#### Exercise directions
Locate and copy each line in the data that contains the word "object".

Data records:
------------------------
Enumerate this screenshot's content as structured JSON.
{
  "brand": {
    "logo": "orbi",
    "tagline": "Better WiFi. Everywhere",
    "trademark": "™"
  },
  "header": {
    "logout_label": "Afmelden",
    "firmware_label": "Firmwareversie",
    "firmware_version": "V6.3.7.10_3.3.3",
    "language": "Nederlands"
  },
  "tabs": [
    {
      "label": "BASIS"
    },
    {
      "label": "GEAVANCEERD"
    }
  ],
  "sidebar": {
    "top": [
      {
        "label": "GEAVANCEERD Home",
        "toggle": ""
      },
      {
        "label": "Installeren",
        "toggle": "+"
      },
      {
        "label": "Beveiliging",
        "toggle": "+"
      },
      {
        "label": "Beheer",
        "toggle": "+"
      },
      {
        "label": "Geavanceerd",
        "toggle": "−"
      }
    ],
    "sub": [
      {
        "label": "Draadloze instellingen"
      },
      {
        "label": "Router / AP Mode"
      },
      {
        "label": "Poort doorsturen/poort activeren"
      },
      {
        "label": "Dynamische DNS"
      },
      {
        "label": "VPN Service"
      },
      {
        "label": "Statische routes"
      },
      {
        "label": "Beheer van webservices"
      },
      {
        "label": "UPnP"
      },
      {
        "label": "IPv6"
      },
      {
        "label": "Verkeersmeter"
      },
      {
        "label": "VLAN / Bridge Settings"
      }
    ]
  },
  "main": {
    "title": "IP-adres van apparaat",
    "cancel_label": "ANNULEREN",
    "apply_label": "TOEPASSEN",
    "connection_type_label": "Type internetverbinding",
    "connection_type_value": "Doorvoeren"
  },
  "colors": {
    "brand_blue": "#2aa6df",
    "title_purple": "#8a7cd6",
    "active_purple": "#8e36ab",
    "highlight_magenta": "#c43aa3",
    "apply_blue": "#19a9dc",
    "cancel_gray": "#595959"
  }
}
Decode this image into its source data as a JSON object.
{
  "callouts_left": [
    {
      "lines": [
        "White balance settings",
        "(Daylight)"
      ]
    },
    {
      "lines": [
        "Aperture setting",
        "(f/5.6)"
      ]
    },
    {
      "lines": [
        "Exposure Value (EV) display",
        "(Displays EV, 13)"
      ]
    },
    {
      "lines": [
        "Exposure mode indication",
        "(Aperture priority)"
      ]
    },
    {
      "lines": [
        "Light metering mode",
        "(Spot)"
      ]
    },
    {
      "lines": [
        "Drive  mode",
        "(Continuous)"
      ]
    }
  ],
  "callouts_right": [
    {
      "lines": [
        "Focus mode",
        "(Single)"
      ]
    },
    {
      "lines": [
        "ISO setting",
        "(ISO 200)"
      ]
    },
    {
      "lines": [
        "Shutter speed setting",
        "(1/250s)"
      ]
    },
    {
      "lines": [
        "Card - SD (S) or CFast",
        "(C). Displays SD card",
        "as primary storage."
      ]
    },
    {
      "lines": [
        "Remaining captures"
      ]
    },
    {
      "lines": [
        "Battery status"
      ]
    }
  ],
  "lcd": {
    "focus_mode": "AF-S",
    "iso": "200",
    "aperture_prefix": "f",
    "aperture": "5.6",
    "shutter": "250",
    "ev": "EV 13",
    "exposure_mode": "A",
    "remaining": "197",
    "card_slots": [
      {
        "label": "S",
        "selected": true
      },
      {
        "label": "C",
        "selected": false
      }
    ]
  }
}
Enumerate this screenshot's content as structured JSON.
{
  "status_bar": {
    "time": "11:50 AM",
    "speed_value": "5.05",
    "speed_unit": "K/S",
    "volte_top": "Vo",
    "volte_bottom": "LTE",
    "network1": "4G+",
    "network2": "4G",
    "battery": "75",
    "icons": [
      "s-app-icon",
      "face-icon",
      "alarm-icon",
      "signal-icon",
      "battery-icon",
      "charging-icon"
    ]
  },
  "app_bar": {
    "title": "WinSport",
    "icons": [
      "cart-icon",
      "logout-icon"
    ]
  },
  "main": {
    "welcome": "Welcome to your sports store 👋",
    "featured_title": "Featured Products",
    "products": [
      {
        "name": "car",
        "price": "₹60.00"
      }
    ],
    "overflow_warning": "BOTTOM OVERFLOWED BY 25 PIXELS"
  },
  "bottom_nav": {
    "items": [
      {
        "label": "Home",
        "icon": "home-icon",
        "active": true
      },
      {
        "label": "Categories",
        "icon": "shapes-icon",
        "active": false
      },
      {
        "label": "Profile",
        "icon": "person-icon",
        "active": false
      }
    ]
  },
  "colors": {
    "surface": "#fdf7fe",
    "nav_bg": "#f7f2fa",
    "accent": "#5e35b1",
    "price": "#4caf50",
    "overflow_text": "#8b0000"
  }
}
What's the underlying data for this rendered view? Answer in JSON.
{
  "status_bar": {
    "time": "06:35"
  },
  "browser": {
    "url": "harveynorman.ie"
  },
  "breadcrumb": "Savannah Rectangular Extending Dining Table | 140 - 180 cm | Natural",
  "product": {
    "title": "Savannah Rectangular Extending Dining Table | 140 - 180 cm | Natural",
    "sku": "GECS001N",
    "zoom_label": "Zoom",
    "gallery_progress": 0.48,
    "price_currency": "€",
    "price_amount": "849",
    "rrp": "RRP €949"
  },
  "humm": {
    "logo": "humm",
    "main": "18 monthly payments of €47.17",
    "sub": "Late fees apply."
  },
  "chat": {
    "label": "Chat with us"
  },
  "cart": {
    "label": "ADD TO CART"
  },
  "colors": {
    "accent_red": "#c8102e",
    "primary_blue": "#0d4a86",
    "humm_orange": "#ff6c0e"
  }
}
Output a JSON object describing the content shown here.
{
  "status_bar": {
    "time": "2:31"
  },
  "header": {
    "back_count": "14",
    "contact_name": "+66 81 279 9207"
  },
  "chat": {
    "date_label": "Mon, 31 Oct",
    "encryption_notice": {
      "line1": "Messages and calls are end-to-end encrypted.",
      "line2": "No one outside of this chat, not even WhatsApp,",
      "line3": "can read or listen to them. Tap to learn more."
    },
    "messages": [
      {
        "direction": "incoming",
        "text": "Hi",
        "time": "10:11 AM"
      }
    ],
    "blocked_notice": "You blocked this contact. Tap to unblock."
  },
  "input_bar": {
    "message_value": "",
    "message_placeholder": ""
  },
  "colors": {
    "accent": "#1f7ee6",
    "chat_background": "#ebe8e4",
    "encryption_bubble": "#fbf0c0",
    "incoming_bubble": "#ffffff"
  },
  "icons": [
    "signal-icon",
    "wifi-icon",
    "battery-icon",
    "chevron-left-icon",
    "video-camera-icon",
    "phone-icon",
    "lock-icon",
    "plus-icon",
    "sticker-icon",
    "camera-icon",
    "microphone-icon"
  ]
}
------------------------
#### Response to this task
Decode this image into its source data as a JSON object.
Output a JSON object describing the content shown here.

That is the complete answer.